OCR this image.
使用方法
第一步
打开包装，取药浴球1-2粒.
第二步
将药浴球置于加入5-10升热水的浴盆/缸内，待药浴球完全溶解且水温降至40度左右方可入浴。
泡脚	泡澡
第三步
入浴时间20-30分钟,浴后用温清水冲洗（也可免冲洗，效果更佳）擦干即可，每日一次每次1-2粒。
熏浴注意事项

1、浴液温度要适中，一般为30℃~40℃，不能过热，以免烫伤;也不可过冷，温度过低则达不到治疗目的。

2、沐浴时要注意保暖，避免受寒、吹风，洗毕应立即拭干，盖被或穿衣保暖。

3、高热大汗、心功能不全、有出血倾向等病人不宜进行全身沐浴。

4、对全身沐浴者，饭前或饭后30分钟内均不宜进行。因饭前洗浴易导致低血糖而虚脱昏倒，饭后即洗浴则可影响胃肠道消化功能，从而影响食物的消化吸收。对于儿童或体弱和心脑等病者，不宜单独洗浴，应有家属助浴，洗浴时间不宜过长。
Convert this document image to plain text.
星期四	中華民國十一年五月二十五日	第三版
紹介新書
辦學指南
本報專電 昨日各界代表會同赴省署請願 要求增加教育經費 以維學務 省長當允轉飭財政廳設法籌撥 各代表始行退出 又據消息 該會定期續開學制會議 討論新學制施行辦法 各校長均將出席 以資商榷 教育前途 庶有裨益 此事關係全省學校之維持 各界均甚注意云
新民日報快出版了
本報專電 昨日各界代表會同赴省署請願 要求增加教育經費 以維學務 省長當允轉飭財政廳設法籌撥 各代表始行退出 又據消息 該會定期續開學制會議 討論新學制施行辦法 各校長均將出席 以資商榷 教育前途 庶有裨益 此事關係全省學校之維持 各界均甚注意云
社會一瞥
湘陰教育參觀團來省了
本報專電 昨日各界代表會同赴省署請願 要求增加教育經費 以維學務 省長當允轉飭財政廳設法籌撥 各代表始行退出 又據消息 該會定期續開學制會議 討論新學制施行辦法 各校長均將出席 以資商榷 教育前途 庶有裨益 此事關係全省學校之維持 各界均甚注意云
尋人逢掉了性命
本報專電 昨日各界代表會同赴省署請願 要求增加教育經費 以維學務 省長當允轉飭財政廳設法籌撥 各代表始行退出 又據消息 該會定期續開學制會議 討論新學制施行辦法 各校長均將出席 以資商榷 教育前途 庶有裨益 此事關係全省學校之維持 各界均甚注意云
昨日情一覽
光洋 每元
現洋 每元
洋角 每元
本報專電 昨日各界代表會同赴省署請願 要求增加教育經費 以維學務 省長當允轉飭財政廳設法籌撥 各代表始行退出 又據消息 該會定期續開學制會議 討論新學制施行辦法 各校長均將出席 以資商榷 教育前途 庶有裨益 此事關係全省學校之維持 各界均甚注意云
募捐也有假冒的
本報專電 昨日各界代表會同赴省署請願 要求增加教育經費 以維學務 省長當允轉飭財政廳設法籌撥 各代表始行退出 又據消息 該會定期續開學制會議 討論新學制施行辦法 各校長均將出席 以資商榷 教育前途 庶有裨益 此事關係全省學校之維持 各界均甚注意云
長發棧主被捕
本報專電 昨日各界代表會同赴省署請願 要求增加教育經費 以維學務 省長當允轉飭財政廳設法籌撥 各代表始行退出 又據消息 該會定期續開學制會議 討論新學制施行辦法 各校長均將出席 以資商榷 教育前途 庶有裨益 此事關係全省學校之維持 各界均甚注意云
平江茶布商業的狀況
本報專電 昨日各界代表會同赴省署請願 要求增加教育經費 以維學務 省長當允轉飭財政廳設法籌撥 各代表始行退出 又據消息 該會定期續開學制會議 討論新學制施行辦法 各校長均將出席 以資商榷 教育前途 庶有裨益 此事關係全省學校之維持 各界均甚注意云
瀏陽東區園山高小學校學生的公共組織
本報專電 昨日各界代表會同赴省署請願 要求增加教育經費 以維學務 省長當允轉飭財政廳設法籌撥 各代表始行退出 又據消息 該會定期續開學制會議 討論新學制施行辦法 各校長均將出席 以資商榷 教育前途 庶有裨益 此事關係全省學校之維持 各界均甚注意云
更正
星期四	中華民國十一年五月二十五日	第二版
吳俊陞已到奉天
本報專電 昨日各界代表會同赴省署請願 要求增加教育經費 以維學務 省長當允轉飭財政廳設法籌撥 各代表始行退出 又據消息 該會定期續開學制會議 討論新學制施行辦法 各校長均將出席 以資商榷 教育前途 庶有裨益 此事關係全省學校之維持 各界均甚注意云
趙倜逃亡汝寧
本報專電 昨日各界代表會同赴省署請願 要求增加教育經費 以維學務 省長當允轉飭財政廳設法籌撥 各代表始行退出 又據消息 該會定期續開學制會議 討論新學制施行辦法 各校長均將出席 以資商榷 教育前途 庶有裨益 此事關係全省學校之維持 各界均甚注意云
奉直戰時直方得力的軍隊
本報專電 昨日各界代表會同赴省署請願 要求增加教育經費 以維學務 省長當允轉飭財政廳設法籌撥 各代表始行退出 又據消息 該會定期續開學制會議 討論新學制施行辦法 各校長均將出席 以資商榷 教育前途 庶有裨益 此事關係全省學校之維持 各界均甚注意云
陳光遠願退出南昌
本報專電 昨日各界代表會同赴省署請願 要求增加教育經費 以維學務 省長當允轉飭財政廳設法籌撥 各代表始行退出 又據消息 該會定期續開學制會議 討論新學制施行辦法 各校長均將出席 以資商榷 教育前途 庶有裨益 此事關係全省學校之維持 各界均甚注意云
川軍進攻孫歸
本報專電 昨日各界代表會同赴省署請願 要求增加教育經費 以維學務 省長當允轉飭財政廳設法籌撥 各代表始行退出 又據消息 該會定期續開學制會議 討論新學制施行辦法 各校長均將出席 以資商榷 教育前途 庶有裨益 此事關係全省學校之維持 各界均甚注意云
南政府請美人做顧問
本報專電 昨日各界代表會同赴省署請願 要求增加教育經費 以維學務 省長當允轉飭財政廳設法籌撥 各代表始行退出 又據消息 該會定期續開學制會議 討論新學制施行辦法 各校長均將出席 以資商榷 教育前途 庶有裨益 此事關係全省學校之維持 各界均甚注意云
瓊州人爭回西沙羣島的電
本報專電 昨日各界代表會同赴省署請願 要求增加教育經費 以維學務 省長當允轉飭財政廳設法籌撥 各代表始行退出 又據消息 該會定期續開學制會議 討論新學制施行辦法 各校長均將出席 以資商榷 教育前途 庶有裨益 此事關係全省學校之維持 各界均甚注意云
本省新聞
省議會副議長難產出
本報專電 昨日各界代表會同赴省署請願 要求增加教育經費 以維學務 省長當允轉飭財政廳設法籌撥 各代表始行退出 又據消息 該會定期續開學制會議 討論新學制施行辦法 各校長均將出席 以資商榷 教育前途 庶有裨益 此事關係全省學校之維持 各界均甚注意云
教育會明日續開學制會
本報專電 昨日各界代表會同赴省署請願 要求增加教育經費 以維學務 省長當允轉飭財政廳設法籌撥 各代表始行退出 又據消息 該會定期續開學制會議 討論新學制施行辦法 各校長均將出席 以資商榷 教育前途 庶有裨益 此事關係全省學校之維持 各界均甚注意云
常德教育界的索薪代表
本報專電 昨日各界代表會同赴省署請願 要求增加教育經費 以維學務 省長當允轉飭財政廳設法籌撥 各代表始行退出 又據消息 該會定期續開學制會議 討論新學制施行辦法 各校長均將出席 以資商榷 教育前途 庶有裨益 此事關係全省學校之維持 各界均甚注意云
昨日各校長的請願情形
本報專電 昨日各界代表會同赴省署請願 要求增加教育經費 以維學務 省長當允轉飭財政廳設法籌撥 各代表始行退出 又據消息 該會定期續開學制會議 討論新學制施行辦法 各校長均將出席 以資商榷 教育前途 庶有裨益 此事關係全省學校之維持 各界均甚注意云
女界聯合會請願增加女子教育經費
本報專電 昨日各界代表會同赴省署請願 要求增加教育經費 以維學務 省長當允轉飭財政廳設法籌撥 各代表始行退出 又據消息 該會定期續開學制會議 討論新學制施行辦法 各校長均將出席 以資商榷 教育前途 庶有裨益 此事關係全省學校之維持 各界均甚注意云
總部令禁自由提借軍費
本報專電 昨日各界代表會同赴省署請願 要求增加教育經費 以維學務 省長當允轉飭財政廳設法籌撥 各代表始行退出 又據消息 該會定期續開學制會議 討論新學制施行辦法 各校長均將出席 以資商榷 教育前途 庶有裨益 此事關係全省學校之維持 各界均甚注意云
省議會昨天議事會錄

————

Task prompt: Filter the entries and copy out every line with the word "this".

Final result:
OCR this image.
Convert this document image to plain text.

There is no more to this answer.